Problem requirements
Show all lines holding the string "Amsterdam".

═════ Supplied data ═════

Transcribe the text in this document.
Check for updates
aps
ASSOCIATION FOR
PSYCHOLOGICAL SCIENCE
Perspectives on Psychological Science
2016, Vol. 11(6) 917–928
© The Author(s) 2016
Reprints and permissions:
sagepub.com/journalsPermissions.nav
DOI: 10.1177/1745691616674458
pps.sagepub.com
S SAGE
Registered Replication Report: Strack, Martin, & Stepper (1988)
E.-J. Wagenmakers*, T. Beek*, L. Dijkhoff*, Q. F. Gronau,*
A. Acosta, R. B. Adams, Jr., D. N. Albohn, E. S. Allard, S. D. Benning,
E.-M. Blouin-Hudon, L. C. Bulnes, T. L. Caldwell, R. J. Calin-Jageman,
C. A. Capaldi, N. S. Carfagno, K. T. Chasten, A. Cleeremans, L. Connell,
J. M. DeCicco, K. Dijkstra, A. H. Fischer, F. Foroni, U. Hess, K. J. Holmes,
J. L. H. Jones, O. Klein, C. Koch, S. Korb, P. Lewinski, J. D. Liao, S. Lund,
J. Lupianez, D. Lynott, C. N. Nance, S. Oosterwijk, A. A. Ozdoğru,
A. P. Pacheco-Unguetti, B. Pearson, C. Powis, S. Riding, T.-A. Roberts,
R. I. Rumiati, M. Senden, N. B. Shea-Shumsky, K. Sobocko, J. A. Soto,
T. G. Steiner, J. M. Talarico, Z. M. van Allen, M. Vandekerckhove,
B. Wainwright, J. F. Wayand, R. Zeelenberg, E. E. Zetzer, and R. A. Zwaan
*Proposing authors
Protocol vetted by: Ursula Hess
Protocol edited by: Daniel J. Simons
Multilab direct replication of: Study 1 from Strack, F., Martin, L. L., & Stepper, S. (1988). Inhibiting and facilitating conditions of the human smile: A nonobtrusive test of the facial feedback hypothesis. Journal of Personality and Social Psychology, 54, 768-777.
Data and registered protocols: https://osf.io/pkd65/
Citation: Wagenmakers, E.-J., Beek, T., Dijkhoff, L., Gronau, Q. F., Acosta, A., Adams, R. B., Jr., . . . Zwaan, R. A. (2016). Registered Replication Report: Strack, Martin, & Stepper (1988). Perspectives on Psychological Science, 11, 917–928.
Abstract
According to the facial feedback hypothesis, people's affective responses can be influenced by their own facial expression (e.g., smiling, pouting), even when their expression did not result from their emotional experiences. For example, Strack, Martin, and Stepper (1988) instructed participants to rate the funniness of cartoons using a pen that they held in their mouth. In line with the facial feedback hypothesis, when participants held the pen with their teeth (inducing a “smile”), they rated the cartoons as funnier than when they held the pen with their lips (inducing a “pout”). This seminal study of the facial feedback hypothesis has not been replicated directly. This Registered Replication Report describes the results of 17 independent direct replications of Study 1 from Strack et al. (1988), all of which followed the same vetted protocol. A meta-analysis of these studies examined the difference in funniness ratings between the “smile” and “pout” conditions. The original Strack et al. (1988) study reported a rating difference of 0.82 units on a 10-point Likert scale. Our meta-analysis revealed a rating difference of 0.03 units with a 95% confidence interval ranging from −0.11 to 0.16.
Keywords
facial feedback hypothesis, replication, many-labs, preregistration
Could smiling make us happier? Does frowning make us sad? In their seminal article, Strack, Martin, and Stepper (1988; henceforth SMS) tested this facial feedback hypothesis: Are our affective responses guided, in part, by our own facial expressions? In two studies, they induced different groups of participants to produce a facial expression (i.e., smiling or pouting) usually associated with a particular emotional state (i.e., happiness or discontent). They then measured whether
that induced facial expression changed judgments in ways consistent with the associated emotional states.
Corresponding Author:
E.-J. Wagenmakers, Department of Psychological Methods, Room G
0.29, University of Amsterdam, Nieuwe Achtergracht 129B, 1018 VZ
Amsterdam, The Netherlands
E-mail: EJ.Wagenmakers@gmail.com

═════

Complete answer
0.29, University of Amsterdam, Nieuwe Achtergracht 129B, 1018 VZ
Amsterdam, The Netherlands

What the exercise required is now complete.